<<<<

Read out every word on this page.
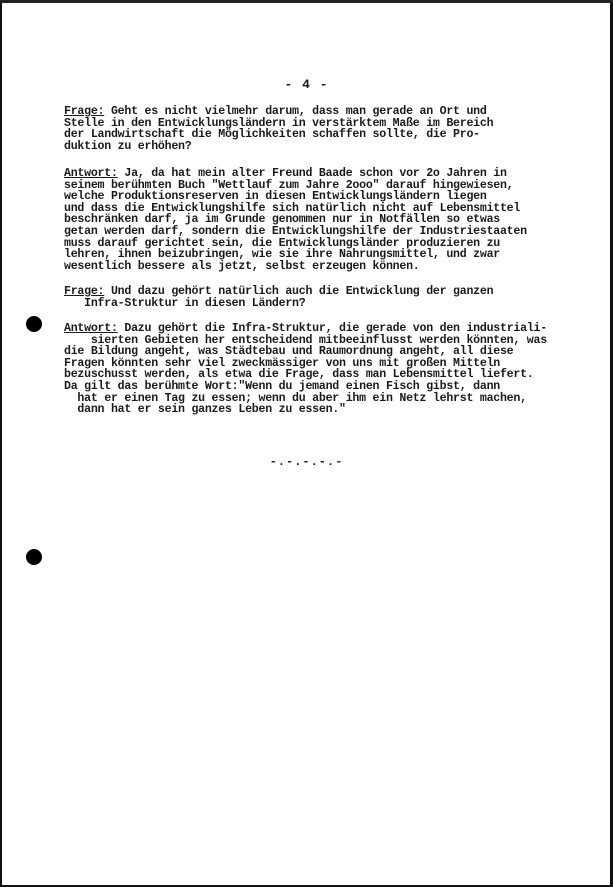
- 4 -
Frage: Geht es nicht vielmehr darum, dass man gerade an Ort und
Stelle in den Entwicklungsländern in verstärktem Maße im Bereich
der Landwirtschaft die Möglichkeiten schaffen sollte, die Pro-
duktion zu erhöhen?
Antwort: Ja, da hat mein alter Freund Baade schon vor 2o Jahren in
seinem berühmten Buch "Wettlauf zum Jahre 2ooo" darauf hingewiesen,
welche Produktionsreserven in diesen Entwicklungsländern liegen
und dass die Entwicklungshilfe sich natürlich nicht auf Lebensmittel
beschränken darf, ja im Grunde genommen nur in Notfällen so etwas
getan werden darf, sondern die Entwicklungshilfe der Industriestaaten
muss darauf gerichtet sein, die Entwicklungsländer produzieren zu
lehren, ihnen beizubringen, wie sie ihre Nahrungsmittel, und zwar
wesentlich bessere als jetzt, selbst erzeugen können.
Frage: Und dazu gehört natürlich auch die Entwicklung der ganzen
Infra-Struktur in diesen Ländern?
Antwort: Dazu gehört die Infra-Struktur, die gerade von den industriali-
sierten Gebieten her entscheidend mitbeeinflusst werden könnten, was
die Bildung angeht, was Städtebau und Raumordnung angeht, all diese
Fragen könnten sehr viel zweckmässiger von uns mit großen Mitteln
bezuschusst werden, als etwa die Frage, dass man Lebensmittel liefert.
Da gilt das berühmte Wort:"Wenn du jemand einen Fisch gibst, dann
hat er einen Tag zu essen; wenn du aber ihm ein Netz lehrst machen,
dann hat er sein ganzes Leben zu essen."
-.-.-.-.-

>>>>

## What is expected
Your answer should be one number: how many lines above contain "essen".

## Written solution
2